# Information given start

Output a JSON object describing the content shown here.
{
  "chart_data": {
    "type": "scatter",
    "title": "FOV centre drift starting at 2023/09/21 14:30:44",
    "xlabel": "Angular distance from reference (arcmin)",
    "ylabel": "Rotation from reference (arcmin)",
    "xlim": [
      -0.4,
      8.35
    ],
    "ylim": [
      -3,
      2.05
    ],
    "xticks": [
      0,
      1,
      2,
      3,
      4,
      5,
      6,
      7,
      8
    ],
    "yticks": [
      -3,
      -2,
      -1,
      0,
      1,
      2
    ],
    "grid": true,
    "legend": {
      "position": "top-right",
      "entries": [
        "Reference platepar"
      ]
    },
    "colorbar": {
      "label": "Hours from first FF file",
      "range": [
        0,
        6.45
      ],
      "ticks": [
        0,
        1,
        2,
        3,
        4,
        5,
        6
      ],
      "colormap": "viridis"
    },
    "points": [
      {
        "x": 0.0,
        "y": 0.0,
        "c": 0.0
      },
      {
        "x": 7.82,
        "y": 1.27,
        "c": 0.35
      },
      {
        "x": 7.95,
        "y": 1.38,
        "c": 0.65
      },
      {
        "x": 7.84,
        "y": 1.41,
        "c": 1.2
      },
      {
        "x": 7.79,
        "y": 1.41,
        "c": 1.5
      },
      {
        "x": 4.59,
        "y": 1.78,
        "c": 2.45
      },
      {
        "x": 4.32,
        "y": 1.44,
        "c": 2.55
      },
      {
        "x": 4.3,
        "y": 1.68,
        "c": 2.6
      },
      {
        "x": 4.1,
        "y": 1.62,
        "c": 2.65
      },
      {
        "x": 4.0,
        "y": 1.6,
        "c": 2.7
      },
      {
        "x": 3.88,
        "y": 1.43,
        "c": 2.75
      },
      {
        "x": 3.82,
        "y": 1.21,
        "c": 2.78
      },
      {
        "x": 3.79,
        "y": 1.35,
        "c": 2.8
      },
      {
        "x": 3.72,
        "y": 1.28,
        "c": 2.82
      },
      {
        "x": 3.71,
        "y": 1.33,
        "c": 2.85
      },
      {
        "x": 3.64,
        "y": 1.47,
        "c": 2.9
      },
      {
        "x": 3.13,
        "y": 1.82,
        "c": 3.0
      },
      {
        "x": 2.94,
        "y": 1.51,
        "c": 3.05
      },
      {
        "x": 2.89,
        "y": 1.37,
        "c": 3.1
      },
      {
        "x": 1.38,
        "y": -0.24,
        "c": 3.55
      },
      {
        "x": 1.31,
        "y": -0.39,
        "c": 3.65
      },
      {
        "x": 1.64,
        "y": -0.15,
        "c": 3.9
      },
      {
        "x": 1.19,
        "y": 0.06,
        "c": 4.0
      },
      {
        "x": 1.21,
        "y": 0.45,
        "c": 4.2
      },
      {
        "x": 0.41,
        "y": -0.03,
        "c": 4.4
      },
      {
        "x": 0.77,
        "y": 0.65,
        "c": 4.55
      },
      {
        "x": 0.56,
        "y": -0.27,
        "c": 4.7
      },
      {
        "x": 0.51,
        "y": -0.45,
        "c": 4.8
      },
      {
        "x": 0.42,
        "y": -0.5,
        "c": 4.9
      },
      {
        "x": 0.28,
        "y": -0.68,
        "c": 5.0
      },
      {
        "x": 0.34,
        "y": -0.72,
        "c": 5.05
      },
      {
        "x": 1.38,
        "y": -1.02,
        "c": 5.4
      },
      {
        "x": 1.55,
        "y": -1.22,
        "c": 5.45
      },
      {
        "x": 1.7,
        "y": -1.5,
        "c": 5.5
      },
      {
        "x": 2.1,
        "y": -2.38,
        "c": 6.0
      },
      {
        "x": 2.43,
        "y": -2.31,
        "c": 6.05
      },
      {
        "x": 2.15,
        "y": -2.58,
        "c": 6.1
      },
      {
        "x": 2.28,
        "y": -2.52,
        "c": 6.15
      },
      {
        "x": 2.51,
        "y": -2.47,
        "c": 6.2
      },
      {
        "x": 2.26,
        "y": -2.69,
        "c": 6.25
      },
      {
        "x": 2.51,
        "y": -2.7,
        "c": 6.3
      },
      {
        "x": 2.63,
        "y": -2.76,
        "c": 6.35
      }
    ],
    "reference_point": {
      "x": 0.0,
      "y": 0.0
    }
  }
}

# Information given end

[Problem description]
Every line of the material must be returned exactly as it appears.

[Output of the task]
Output a JSON object describing the content shown here.
{
  "chart_data": {
    "type": "scatter",
    "title": "FOV centre drift starting at 2023/09/21 14:30:44",
    "xlabel": "Angular distance from reference (arcmin)",
    "ylabel": "Rotation from reference (arcmin)",
    "xlim": [
      -0.4,
      8.35
    ],
    "ylim": [
      -3,
      2.05
    ],
    "xticks": [
      0,
      1,
      2,
      3,
      4,
      5,
      6,
      7,
      8
    ],
    "yticks": [
      -3,
      -2,
      -1,
      0,
      1,
      2
    ],
    "grid": true,
    "legend": {
      "position": "top-right",
      "entries": [
        "Reference platepar"
      ]
    },
    "colorbar": {
      "label": "Hours from first FF file",
      "range": [
        0,
        6.45
      ],
      "ticks": [
        0,
        1,
        2,
        3,
        4,
        5,
        6
      ],
      "colormap": "viridis"
    },
    "points": [
      {
        "x": 0.0,
        "y": 0.0,
        "c": 0.0
      },
      {
        "x": 7.82,
        "y": 1.27,
        "c": 0.35
      },
      {
        "x": 7.95,
        "y": 1.38,
        "c": 0.65
      },
      {
        "x": 7.84,
        "y": 1.41,
        "c": 1.2
      },
      {
        "x": 7.79,
        "y": 1.41,
        "c": 1.5
      },
      {
        "x": 4.59,
        "y": 1.78,
        "c": 2.45
      },
      {
        "x": 4.32,
        "y": 1.44,
        "c": 2.55
      },
      {
        "x": 4.3,
        "y": 1.68,
        "c": 2.6
      },
      {
        "x": 4.1,
        "y": 1.62,
        "c": 2.65
      },
      {
        "x": 4.0,
        "y": 1.6,
        "c": 2.7
      },
      {
        "x": 3.88,
        "y": 1.43,
        "c": 2.75
      },
      {
        "x": 3.82,
        "y": 1.21,
        "c": 2.78
      },
      {
        "x": 3.79,
        "y": 1.35,
        "c": 2.8
      },
      {
        "x": 3.72,
        "y": 1.28,
        "c": 2.82
      },
      {
        "x": 3.71,
        "y": 1.33,
        "c": 2.85
      },
      {
        "x": 3.64,
        "y": 1.47,
        "c": 2.9
      },
      {
        "x": 3.13,
        "y": 1.82,
        "c": 3.0
      },
      {
        "x": 2.94,
        "y": 1.51,
        "c": 3.05
      },
      {
        "x": 2.89,
        "y": 1.37,
        "c": 3.1
      },
      {
        "x": 1.38,
        "y": -0.24,
        "c": 3.55
      },
      {
        "x": 1.31,
        "y": -0.39,
        "c": 3.65
      },
      {
        "x": 1.64,
        "y": -0.15,
        "c": 3.9
      },
      {
        "x": 1.19,
        "y": 0.06,
        "c": 4.0
      },
      {
        "x": 1.21,
        "y": 0.45,
        "c": 4.2
      },
      {
        "x": 0.41,
        "y": -0.03,
        "c": 4.4
      },
      {
        "x": 0.77,
        "y": 0.65,
        "c": 4.55
      },
      {
        "x": 0.56,
        "y": -0.27,
        "c": 4.7
      },
      {
        "x": 0.51,
        "y": -0.45,
        "c": 4.8
      },
      {
        "x": 0.42,
        "y": -0.5,
        "c": 4.9
      },
      {
        "x": 0.28,
        "y": -0.68,
        "c": 5.0
      },
      {
        "x": 0.34,
        "y": -0.72,
        "c": 5.05
      },
      {
        "x": 1.38,
        "y": -1.02,
        "c": 5.4
      },
      {
        "x": 1.55,
        "y": -1.22,
        "c": 5.45
      },
      {
        "x": 1.7,
        "y": -1.5,
        "c": 5.5
      },
      {
        "x": 2.1,
        "y": -2.38,
        "c": 6.0
      },
      {
        "x": 2.43,
        "y": -2.31,
        "c": 6.05
      },
      {
        "x": 2.15,
        "y": -2.58,
        "c": 6.1
      },
      {
        "x": 2.28,
        "y": -2.52,
        "c": 6.15
      },
      {
        "x": 2.51,
        "y": -2.47,
        "c": 6.2
      },
      {
        "x": 2.26,
        "y": -2.69,
        "c": 6.25
      },
      {
        "x": 2.51,
        "y": -2.7,
        "c": 6.3
      },
      {
        "x": 2.63,
        "y": -2.76,
        "c": 6.35
      }
    ],
    "reference_point": {
      "x": 0.0,
      "y": 0.0
    }
  }
}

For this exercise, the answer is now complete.